** Start Quoted passage **

In the Confessions of a Revolutionist, Mr. Proudhon thus defines God: “God is the universal force, and is penetrated with intelligence, which produces, through an infinite knowledge of itself, the beings of all kingdoms, from the imponderable fluid up to man, and which only in man acquires a knowledge of self, and says—I am. God, far from being our master, is the object of our study. How can the thaumaturgists have had the audacity to convert him into a personal being, who is at times an absolute king, like the God of the Jews and Christians; and at other times a constitutional sovereign, like the God of the deists, whose incomprehensible providence over us appears to be perpetually and solely exercised, both by his precepts and acts, in confounding our reason?’ Here Mr. Proudhon has affirmed three things: first, the assertion of a universal, intelligent, and divine force, which i1s pantheism; second, a higher incarnation of God in humanity, which is humanitarianism; third, the negation of a personal God, and of his providence, which results in deism.

** End Quoted passage **

Problem to work on ▸
Answer these questions about the passage on Proudhon's definition of God above:
1. In which work does Mr. Proudhon define God this way?
2. According to the definition, in what being alone does the universal force acquire a knowledge of self?
3. What name does the passage give to the second of the three things Proudhon affirmed?

** Start Provided records **

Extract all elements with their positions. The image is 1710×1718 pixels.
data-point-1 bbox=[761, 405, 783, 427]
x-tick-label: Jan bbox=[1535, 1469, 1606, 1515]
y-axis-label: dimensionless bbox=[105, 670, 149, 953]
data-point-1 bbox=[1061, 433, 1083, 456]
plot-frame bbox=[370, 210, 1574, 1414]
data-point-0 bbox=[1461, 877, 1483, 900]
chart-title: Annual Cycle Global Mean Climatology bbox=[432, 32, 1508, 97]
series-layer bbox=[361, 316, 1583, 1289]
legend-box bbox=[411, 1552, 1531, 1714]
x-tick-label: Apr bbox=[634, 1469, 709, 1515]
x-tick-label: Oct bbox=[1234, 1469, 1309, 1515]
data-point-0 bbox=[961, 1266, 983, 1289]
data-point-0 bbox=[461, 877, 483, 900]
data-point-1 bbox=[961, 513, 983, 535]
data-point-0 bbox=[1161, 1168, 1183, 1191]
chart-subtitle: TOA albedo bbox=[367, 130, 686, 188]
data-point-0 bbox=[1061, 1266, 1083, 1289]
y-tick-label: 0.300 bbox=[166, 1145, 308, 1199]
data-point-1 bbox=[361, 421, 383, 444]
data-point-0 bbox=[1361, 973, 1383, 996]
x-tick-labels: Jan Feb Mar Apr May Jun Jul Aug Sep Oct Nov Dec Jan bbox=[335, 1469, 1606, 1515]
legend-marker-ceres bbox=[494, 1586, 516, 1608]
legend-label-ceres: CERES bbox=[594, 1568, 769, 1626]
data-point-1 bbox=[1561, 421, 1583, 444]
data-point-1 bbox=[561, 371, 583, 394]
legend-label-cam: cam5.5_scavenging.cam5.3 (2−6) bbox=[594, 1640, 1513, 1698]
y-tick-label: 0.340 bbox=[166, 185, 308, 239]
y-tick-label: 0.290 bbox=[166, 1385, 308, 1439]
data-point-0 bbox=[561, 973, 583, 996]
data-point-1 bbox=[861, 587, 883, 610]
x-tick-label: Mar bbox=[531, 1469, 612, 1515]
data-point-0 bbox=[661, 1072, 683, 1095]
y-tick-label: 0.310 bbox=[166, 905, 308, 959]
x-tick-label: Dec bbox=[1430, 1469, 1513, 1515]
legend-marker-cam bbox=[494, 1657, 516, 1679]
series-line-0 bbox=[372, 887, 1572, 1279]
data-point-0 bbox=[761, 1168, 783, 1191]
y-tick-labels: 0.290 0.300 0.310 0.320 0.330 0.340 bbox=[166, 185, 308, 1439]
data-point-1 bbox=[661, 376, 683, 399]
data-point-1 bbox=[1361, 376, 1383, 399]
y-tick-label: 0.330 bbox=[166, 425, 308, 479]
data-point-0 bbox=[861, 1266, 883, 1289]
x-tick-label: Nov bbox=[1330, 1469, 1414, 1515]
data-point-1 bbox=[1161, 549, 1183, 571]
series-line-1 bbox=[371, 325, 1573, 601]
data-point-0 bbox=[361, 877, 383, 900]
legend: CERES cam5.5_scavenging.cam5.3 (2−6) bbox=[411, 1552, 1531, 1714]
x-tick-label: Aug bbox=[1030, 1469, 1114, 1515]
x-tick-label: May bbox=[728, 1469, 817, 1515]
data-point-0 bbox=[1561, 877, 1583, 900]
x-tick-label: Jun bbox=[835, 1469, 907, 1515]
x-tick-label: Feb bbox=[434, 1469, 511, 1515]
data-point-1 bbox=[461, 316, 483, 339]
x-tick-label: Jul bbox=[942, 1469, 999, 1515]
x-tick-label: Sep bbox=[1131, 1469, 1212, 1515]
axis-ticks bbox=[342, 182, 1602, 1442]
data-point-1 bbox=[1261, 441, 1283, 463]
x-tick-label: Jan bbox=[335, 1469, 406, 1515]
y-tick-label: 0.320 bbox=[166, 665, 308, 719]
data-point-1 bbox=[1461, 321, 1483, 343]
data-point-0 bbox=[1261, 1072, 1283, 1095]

** End Provided records **

Answer to the task ▸
1. The Confessions of a Revolutionist.
2. In man.
3. Humanitarianism.